STATED TASK:
Show every line containing "model" by copying it.

Records from a collection of figures
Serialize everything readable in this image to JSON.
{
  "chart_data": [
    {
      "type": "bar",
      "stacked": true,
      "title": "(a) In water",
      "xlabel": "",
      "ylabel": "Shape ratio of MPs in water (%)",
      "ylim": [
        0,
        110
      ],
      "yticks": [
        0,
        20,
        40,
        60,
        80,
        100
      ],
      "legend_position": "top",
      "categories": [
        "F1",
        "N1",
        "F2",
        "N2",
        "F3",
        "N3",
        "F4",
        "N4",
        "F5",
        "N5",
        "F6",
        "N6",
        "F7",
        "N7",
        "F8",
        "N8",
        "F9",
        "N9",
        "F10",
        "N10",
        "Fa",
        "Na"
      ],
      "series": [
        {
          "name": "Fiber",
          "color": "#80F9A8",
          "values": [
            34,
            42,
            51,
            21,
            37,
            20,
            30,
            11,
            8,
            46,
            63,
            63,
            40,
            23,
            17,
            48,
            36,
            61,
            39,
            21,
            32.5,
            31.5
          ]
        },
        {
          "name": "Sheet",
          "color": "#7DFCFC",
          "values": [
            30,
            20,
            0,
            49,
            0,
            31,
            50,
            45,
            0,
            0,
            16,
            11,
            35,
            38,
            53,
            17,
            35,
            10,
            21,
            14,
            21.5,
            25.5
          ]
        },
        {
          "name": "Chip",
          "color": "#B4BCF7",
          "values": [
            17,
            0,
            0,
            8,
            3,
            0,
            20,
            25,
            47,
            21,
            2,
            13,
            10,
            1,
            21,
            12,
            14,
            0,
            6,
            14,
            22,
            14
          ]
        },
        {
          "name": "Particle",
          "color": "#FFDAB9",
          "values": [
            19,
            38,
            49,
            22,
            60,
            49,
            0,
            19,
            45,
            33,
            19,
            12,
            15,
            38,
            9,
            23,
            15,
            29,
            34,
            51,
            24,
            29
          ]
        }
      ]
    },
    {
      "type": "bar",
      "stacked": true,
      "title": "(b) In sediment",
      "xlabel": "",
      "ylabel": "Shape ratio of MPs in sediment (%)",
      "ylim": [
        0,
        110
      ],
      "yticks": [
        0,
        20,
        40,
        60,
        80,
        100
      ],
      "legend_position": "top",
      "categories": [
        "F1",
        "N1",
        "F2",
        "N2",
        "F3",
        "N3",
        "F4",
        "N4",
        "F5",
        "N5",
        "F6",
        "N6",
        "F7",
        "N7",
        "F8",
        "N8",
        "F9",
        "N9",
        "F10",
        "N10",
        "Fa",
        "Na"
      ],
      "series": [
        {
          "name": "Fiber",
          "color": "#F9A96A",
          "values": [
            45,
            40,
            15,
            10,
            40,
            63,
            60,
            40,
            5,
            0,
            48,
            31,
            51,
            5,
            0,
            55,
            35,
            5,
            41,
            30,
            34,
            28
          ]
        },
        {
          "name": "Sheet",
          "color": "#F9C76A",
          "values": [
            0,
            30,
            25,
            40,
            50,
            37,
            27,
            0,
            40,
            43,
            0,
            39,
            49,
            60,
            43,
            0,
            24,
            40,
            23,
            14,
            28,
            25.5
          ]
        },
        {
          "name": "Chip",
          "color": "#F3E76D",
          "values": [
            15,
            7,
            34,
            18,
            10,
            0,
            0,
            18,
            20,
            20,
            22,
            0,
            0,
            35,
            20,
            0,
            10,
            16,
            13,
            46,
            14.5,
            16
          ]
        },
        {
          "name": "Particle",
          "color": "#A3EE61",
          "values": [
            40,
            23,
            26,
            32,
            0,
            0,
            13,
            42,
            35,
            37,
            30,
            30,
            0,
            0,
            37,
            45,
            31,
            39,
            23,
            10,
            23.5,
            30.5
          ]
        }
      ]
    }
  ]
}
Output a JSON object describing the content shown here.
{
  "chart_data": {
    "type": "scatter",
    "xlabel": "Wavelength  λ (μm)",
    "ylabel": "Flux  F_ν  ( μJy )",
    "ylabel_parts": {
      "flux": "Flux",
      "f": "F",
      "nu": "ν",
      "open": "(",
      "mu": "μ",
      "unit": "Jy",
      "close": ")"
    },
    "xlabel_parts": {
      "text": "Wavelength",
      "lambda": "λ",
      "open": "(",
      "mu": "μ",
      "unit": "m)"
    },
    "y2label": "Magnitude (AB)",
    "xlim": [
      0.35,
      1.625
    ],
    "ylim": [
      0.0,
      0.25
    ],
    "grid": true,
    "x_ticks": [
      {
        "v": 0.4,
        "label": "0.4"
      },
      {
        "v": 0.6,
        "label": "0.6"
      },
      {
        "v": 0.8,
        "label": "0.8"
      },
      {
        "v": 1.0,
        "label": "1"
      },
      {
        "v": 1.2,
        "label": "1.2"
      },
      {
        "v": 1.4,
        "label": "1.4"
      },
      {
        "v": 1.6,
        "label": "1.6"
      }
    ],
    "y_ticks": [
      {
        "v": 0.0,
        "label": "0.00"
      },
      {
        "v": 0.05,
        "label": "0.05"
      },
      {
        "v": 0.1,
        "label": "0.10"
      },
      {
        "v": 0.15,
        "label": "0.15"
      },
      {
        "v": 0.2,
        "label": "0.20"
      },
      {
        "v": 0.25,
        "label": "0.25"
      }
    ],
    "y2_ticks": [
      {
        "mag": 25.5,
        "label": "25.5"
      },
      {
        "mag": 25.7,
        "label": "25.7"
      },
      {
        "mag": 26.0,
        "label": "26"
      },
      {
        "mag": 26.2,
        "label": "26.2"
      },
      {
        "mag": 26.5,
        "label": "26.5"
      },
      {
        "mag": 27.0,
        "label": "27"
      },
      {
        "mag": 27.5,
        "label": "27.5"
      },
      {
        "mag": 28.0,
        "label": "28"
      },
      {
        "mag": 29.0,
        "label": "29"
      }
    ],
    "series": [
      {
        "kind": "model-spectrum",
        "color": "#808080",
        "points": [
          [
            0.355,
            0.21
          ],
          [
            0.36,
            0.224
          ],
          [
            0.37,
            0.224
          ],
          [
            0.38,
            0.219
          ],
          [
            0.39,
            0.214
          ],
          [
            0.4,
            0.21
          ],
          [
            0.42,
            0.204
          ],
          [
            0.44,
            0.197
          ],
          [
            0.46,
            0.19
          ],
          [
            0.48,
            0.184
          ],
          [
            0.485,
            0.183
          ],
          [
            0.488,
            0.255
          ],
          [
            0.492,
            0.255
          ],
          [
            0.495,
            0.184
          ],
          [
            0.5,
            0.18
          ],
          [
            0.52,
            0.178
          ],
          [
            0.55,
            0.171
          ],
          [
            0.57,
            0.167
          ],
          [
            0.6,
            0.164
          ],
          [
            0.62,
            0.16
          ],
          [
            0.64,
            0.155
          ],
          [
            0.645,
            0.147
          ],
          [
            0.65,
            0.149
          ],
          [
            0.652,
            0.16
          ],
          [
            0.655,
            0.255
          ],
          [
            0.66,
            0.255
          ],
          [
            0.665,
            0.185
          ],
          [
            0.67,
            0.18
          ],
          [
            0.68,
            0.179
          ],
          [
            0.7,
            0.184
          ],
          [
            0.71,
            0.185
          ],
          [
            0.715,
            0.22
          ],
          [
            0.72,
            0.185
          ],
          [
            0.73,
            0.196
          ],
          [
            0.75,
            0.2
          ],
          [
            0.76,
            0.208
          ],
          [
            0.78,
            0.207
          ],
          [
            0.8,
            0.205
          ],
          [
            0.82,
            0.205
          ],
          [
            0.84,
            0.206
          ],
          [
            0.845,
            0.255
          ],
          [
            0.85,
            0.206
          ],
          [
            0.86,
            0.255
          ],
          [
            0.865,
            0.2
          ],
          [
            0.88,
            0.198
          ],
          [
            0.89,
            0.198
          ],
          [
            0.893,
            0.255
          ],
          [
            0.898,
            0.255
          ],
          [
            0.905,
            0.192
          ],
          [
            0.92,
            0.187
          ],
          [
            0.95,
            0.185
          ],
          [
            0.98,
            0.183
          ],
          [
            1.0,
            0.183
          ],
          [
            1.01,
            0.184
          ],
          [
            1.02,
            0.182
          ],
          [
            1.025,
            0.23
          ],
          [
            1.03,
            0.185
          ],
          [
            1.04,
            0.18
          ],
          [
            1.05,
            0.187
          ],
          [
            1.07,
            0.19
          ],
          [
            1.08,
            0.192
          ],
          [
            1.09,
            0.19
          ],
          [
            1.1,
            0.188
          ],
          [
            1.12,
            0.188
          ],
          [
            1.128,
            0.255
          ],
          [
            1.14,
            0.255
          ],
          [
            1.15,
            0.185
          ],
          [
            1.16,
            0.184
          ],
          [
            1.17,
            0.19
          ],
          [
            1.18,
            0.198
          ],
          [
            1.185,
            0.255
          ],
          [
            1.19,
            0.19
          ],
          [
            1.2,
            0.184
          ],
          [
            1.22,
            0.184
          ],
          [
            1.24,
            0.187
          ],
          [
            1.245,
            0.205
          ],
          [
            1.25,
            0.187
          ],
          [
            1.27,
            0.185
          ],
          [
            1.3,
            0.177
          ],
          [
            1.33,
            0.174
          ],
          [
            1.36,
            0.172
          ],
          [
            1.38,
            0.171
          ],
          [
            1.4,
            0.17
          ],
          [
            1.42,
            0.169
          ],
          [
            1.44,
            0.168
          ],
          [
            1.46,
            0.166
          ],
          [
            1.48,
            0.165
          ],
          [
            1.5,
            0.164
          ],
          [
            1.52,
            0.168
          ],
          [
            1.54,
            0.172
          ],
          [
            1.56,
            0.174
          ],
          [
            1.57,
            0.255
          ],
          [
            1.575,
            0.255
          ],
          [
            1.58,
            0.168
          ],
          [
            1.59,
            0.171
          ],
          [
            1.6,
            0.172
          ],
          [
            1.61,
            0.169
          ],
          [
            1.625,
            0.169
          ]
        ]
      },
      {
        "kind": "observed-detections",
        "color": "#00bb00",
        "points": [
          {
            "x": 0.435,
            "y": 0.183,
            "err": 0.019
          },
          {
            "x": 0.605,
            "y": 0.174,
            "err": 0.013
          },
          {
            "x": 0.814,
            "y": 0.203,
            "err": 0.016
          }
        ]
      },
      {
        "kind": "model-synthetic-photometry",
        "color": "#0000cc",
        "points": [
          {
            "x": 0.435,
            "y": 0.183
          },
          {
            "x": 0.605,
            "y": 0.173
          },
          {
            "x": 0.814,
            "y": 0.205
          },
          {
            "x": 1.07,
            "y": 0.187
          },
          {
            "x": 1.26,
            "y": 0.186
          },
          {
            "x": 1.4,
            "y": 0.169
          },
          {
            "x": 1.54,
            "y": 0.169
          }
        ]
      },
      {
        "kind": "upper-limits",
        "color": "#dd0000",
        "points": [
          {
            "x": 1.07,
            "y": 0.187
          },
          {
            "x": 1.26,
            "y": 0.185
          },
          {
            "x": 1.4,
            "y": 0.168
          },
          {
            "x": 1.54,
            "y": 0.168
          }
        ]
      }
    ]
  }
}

OUTPUT OF THE EXERCISE:
        "kind": "model-spectrum",
        "kind": "model-synthetic-photometry",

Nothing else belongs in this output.